* Some records *
----

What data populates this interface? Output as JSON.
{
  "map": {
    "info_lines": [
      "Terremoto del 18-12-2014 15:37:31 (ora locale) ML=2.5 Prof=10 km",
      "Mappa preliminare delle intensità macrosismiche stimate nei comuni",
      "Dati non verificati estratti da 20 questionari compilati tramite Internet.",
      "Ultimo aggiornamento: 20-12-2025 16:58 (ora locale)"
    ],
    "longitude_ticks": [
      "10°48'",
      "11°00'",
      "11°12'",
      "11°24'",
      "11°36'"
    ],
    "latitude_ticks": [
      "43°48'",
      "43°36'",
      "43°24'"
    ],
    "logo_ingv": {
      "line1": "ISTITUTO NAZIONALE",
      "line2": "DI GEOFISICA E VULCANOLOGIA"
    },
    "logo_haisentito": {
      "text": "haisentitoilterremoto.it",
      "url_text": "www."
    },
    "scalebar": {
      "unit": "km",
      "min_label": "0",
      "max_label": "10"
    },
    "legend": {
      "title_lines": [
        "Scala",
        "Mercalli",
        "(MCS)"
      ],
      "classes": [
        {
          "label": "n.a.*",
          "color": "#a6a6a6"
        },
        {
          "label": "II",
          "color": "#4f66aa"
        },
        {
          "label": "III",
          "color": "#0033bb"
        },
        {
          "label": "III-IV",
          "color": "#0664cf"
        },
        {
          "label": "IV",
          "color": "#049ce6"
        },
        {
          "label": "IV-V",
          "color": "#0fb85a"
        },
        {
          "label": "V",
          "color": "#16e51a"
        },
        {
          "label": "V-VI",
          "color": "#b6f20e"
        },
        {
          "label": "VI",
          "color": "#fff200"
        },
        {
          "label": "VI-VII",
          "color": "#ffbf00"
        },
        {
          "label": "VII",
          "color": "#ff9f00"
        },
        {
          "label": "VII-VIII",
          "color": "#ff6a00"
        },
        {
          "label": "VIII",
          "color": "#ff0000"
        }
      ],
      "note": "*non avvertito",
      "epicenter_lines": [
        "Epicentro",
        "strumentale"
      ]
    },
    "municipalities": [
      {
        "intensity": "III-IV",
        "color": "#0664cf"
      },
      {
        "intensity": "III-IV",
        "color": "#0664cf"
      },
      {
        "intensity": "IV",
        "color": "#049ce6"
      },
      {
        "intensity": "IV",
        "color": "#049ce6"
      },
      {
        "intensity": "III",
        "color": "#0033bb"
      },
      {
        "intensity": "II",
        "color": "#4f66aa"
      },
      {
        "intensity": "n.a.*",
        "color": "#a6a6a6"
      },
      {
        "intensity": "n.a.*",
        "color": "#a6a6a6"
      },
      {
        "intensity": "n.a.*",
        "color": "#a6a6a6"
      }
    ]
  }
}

----

* Set task *
Set down every line of the listing above again, exactly as given.

* Answer below *
What data populates this interface? Output as JSON.
{
  "map": {
    "info_lines": [
      "Terremoto del 18-12-2014 15:37:31 (ora locale) ML=2.5 Prof=10 km",
      "Mappa preliminare delle intensità macrosismiche stimate nei comuni",
      "Dati non verificati estratti da 20 questionari compilati tramite Internet.",
      "Ultimo aggiornamento: 20-12-2025 16:58 (ora locale)"
    ],
    "longitude_ticks": [
      "10°48'",
      "11°00'",
      "11°12'",
      "11°24'",
      "11°36'"
    ],
    "latitude_ticks": [
      "43°48'",
      "43°36'",
      "43°24'"
    ],
    "logo_ingv": {
      "line1": "ISTITUTO NAZIONALE",
      "line2": "DI GEOFISICA E VULCANOLOGIA"
    },
    "logo_haisentito": {
      "text": "haisentitoilterremoto.it",
      "url_text": "www."
    },
    "scalebar": {
      "unit": "km",
      "min_label": "0",
      "max_label": "10"
    },
    "legend": {
      "title_lines": [
        "Scala",
        "Mercalli",
        "(MCS)"
      ],
      "classes": [
        {
          "label": "n.a.*",
          "color": "#a6a6a6"
        },
        {
          "label": "II",
          "color": "#4f66aa"
        },
        {
          "label": "III",
          "color": "#0033bb"
        },
        {
          "label": "III-IV",
          "color": "#0664cf"
        },
        {
          "label": "IV",
          "color": "#049ce6"
        },
        {
          "label": "IV-V",
          "color": "#0fb85a"
        },
        {
          "label": "V",
          "color": "#16e51a"
        },
        {
          "label": "V-VI",
          "color": "#b6f20e"
        },
        {
          "label": "VI",
          "color": "#fff200"
        },
        {
          "label": "VI-VII",
          "color": "#ffbf00"
        },
        {
          "label": "VII",
          "color": "#ff9f00"
        },
        {
          "label": "VII-VIII",
          "color": "#ff6a00"
        },
        {
          "label": "VIII",
          "color": "#ff0000"
        }
      ],
      "note": "*non avvertito",
      "epicenter_lines": [
        "Epicentro",
        "strumentale"
      ]
    },
    "municipalities": [
      {
        "intensity": "III-IV",
        "color": "#0664cf"
      },
      {
        "intensity": "III-IV",
        "color": "#0664cf"
      },
      {
        "intensity": "IV",
        "color": "#049ce6"
      },
      {
        "intensity": "IV",
        "color": "#049ce6"
      },
      {
        "intensity": "III",
        "color": "#0033bb"
      },
      {
        "intensity": "II",
        "color": "#4f66aa"
      },
      {
        "intensity": "n.a.*",
        "color": "#a6a6a6"
      },
      {
        "intensity": "n.a.*",
        "color": "#a6a6a6"
      },
      {
        "intensity": "n.a.*",
        "color": "#a6a6a6"
      }
    ]
  }
}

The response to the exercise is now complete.